Excerpt from a dataset:
····················
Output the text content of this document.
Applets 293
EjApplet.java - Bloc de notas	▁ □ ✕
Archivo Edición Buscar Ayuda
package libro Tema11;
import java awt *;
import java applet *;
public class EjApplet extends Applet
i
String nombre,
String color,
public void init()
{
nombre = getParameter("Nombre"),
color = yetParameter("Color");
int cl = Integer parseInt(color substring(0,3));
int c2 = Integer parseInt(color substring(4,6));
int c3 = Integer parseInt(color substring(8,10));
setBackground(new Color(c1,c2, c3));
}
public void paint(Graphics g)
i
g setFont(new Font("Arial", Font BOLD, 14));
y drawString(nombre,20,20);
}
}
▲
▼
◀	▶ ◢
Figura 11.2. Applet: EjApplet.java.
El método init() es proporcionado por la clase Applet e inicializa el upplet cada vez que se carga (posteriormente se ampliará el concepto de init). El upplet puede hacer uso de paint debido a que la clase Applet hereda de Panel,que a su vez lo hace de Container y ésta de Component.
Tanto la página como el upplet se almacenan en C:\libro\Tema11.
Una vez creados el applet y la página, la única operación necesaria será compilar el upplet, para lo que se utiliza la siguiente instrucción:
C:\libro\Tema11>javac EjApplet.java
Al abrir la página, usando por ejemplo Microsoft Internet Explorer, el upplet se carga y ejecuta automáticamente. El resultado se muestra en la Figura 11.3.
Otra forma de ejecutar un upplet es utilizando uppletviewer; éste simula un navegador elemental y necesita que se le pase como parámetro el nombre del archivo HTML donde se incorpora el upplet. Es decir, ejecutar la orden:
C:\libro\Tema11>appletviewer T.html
····················
Aim -
Each line of the material should be duplicated exactly, please.

Solved exercise -
Output the text content of this document.
Applets 293
EjApplet.java - Bloc de notas	▁ □ ✕
Archivo Edición Buscar Ayuda
package libro Tema11;
import java awt *;
import java applet *;
public class EjApplet extends Applet
i
String nombre,
String color,
public void init()
{
nombre = getParameter("Nombre"),
color = yetParameter("Color");
int cl = Integer parseInt(color substring(0,3));
int c2 = Integer parseInt(color substring(4,6));
int c3 = Integer parseInt(color substring(8,10));
setBackground(new Color(c1,c2, c3));
}
public void paint(Graphics g)
i
g setFont(new Font("Arial", Font BOLD, 14));
y drawString(nombre,20,20);
}
}
▲
▼
◀	▶ ◢
Figura 11.2. Applet: EjApplet.java.
El método init() es proporcionado por la clase Applet e inicializa el upplet cada vez que se carga (posteriormente se ampliará el concepto de init). El upplet puede hacer uso de paint debido a que la clase Applet hereda de Panel,que a su vez lo hace de Container y ésta de Component.
Tanto la página como el upplet se almacenan en C:\libro\Tema11.
Una vez creados el applet y la página, la única operación necesaria será compilar el upplet, para lo que se utiliza la siguiente instrucción:
C:\libro\Tema11>javac EjApplet.java
Al abrir la página, usando por ejemplo Microsoft Internet Explorer, el upplet se carga y ejecuta automáticamente. El resultado se muestra en la Figura 11.3.
Otra forma de ejecutar un upplet es utilizando uppletviewer; éste simula un navegador elemental y necesita que se le pase como parámetro el nombre del archivo HTML donde se incorpora el upplet. Es decir, ejecutar la orden:
C:\libro\Tema11>appletviewer T.html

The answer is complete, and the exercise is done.